**** ENTRIES SHOWN ****
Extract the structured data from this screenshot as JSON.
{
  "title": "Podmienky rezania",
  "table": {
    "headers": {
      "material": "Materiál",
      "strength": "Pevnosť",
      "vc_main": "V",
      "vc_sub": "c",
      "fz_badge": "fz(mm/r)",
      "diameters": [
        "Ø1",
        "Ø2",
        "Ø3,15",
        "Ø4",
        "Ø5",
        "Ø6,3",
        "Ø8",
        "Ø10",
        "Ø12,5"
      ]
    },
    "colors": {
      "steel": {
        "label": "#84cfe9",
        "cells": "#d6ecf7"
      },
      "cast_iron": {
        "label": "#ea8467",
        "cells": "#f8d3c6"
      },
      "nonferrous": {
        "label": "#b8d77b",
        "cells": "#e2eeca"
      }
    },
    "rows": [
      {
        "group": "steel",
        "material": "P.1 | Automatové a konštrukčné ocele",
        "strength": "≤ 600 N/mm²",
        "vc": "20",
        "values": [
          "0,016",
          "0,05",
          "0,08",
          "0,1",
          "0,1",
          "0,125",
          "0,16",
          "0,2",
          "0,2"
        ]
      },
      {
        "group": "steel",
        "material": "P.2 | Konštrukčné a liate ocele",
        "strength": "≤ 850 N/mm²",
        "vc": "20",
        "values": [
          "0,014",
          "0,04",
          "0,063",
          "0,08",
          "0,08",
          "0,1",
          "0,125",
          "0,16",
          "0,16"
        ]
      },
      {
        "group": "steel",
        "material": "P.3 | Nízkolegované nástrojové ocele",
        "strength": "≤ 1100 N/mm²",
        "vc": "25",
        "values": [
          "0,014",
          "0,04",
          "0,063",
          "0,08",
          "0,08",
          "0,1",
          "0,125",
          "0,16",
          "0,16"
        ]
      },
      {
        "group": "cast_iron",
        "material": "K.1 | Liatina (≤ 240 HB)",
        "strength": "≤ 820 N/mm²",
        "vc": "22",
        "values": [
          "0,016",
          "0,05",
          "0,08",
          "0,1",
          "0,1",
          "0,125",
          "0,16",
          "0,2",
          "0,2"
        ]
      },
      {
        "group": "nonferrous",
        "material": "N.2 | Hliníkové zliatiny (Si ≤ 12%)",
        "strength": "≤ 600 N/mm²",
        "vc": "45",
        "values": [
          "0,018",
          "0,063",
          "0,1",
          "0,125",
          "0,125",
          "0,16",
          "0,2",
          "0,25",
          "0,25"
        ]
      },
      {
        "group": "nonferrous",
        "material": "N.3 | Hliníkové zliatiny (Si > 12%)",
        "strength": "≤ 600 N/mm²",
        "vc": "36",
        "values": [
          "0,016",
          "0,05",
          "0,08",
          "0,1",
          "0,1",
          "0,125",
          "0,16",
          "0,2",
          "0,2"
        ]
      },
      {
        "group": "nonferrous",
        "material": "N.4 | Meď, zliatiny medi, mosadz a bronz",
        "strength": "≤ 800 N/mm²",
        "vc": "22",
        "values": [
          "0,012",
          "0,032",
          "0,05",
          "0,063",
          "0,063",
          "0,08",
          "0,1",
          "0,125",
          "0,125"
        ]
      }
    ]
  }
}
****
**SET EXERCISE**.
List every line in the records above that contains the word "label".

**EXERCISE OUTPUT**.
        "label": "#84cfe9",
        "label": "#ea8467",
        "label": "#b8d77b",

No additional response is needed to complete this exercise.